▸ **Stated task**:
How many lines in the records below contain the word "选百十个位"? Answer with the number alone.

▸ **Entries taken from a collection**:

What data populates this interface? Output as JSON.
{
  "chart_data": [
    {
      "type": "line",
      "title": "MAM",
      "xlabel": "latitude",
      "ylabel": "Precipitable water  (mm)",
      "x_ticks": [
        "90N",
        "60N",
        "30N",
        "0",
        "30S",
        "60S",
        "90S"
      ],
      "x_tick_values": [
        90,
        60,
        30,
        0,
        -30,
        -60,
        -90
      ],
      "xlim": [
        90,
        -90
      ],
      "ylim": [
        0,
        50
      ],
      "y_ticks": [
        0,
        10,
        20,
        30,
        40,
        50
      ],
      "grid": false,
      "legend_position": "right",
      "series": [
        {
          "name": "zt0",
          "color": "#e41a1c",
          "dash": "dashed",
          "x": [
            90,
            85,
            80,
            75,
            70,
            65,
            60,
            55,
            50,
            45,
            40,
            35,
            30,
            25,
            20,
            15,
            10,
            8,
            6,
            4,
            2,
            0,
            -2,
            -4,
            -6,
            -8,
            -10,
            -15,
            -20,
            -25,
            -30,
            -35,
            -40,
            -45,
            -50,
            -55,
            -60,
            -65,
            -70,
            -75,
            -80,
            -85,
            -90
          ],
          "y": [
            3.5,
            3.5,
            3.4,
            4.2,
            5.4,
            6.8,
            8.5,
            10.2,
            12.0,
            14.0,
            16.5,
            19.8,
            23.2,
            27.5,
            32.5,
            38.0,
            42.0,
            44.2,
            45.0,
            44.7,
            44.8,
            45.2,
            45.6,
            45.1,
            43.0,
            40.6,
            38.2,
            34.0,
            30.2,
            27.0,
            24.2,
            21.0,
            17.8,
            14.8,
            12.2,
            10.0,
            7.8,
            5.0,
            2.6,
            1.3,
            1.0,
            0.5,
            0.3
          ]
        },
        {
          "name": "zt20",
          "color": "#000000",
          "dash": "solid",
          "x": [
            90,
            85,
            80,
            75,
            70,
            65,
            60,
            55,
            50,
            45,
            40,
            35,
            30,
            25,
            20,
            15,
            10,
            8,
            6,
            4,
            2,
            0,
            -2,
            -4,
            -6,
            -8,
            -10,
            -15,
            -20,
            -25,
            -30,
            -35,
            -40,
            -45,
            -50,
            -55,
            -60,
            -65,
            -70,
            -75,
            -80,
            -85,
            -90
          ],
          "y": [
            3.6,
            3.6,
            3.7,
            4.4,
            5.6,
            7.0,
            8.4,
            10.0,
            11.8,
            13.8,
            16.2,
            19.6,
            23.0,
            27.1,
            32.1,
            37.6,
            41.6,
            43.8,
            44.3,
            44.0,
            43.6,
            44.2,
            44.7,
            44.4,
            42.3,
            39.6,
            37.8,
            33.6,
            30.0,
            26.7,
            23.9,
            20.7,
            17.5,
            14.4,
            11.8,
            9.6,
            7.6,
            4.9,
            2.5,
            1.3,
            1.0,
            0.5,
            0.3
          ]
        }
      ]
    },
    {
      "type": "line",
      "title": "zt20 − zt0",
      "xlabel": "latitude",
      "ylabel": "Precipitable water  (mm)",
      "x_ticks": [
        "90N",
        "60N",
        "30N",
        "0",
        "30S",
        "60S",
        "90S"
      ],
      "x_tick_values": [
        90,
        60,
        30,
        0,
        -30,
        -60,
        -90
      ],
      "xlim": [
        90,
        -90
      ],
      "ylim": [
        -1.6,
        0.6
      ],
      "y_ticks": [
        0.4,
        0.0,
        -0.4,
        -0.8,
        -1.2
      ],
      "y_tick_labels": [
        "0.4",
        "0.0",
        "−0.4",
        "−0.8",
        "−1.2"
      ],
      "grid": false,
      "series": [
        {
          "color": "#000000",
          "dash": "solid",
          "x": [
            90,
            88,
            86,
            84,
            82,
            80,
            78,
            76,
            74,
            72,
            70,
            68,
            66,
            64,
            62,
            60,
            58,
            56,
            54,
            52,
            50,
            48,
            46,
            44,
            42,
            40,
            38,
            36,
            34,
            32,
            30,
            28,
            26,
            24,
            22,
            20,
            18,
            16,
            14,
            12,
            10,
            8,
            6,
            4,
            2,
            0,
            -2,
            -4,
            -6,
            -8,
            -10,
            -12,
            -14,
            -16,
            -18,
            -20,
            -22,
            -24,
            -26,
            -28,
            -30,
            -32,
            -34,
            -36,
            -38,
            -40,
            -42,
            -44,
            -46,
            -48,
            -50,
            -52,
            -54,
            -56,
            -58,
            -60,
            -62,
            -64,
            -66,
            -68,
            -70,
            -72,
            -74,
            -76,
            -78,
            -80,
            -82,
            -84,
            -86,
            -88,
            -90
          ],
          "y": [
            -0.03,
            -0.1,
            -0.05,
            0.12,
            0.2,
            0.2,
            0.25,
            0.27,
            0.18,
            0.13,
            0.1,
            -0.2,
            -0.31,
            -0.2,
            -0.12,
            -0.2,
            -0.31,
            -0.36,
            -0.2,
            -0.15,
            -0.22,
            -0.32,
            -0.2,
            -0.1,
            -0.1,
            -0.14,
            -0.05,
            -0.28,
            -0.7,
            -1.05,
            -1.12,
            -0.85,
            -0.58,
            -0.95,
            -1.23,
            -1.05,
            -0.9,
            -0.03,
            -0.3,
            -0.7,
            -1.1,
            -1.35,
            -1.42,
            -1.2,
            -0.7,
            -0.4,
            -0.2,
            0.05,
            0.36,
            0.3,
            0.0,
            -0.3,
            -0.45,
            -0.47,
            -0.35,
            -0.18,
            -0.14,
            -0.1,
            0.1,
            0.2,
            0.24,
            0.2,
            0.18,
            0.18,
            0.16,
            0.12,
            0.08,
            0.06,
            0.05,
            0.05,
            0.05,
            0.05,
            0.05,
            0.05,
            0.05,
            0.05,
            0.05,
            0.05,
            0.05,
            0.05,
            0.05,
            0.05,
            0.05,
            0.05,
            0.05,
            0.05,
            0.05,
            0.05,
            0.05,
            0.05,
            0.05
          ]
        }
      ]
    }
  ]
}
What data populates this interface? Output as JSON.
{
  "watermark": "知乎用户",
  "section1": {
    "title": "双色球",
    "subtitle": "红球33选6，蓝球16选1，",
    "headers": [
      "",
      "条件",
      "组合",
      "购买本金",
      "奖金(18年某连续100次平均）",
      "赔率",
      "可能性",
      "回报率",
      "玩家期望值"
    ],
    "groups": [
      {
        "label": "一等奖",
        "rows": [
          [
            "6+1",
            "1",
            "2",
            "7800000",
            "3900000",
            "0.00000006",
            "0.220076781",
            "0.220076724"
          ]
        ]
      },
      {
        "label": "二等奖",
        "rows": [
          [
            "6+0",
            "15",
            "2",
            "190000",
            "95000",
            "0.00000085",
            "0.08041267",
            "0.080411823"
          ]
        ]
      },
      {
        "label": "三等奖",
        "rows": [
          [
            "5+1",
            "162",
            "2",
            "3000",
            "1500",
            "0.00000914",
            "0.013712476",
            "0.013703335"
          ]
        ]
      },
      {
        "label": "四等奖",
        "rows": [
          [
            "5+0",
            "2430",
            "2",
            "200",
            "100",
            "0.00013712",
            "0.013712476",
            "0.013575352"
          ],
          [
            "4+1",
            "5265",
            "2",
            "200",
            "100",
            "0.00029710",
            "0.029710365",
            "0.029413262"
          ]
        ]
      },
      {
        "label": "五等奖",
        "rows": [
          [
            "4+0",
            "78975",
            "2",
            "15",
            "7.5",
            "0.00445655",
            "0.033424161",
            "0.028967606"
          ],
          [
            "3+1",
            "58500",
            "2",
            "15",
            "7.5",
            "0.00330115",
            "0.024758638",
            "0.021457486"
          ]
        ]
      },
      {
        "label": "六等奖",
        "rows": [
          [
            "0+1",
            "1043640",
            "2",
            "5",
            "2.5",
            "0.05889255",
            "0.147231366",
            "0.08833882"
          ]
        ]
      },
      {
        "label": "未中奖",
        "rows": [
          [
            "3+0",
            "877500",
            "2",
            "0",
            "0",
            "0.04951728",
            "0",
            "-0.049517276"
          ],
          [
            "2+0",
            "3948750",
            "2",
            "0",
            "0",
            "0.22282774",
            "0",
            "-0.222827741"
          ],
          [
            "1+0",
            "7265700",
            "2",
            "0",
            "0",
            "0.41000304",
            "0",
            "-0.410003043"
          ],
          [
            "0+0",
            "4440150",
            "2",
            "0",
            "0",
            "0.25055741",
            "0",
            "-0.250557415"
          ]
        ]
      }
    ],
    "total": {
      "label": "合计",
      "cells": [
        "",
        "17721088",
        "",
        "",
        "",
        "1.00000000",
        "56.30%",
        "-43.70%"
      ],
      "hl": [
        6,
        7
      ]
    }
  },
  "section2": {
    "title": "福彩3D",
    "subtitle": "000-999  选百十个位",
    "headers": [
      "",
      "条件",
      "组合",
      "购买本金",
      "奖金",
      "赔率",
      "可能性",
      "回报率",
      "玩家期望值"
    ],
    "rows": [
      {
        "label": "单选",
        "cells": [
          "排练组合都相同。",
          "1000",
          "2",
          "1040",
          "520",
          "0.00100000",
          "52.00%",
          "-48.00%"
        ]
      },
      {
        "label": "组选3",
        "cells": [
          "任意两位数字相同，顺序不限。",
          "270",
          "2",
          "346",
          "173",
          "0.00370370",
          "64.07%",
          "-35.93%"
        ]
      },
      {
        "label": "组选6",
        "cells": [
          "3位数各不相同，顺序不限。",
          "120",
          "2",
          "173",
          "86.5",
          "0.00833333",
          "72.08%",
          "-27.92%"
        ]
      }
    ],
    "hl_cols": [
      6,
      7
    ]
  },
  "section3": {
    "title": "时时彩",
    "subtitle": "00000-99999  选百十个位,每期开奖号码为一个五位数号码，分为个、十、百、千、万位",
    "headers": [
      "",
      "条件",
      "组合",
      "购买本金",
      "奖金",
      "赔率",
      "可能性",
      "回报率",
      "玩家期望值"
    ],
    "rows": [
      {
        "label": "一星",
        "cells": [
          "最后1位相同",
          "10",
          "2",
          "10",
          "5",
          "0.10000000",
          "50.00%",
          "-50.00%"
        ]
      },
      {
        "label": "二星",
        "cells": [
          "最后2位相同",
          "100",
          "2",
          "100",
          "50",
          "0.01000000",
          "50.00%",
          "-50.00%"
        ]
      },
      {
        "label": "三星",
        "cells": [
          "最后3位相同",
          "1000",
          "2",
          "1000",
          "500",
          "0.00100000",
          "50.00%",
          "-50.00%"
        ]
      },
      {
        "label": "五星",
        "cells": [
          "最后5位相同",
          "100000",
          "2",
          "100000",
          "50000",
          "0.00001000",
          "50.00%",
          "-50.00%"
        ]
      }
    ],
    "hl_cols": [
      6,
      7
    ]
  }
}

▸ **Complete response**:
2